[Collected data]
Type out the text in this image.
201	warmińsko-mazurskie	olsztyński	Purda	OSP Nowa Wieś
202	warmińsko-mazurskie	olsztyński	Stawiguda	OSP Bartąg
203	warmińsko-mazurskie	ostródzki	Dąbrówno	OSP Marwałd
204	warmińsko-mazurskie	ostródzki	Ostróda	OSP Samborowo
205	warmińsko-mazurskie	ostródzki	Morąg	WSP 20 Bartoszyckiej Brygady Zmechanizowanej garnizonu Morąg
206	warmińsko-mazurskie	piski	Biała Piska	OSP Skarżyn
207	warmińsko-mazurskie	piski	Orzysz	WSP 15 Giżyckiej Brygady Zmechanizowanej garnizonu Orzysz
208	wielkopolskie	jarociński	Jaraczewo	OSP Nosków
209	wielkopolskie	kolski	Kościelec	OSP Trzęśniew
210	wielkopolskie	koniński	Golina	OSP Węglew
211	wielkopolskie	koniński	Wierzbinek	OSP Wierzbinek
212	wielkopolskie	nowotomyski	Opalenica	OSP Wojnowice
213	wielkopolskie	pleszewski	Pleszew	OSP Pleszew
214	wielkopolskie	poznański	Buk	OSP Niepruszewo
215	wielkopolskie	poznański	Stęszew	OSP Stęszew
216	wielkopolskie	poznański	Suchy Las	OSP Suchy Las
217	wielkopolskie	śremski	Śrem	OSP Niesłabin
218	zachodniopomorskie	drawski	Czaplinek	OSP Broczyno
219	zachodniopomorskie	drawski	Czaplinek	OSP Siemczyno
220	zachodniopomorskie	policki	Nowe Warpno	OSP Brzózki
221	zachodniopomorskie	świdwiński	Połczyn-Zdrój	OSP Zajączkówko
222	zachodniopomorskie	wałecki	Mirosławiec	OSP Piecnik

* Your task
Write the material out again in its entirety, exactly as shown.

* Complete output
Type out the text in this image.
201	warmińsko-mazurskie	olsztyński	Purda	OSP Nowa Wieś
202	warmińsko-mazurskie	olsztyński	Stawiguda	OSP Bartąg
203	warmińsko-mazurskie	ostródzki	Dąbrówno	OSP Marwałd
204	warmińsko-mazurskie	ostródzki	Ostróda	OSP Samborowo
205	warmińsko-mazurskie	ostródzki	Morąg	WSP 20 Bartoszyckiej Brygady Zmechanizowanej garnizonu Morąg
206	warmińsko-mazurskie	piski	Biała Piska	OSP Skarżyn
207	warmińsko-mazurskie	piski	Orzysz	WSP 15 Giżyckiej Brygady Zmechanizowanej garnizonu Orzysz
208	wielkopolskie	jarociński	Jaraczewo	OSP Nosków
209	wielkopolskie	kolski	Kościelec	OSP Trzęśniew
210	wielkopolskie	koniński	Golina	OSP Węglew
211	wielkopolskie	koniński	Wierzbinek	OSP Wierzbinek
212	wielkopolskie	nowotomyski	Opalenica	OSP Wojnowice
213	wielkopolskie	pleszewski	Pleszew	OSP Pleszew
214	wielkopolskie	poznański	Buk	OSP Niepruszewo
215	wielkopolskie	poznański	Stęszew	OSP Stęszew
216	wielkopolskie	poznański	Suchy Las	OSP Suchy Las
217	wielkopolskie	śremski	Śrem	OSP Niesłabin
218	zachodniopomorskie	drawski	Czaplinek	OSP Broczyno
219	zachodniopomorskie	drawski	Czaplinek	OSP Siemczyno
220	zachodniopomorskie	policki	Nowe Warpno	OSP Brzózki
221	zachodniopomorskie	świdwiński	Połczyn-Zdrój	OSP Zajączkówko
222	zachodniopomorskie	wałecki	Mirosławiec	OSP Piecnik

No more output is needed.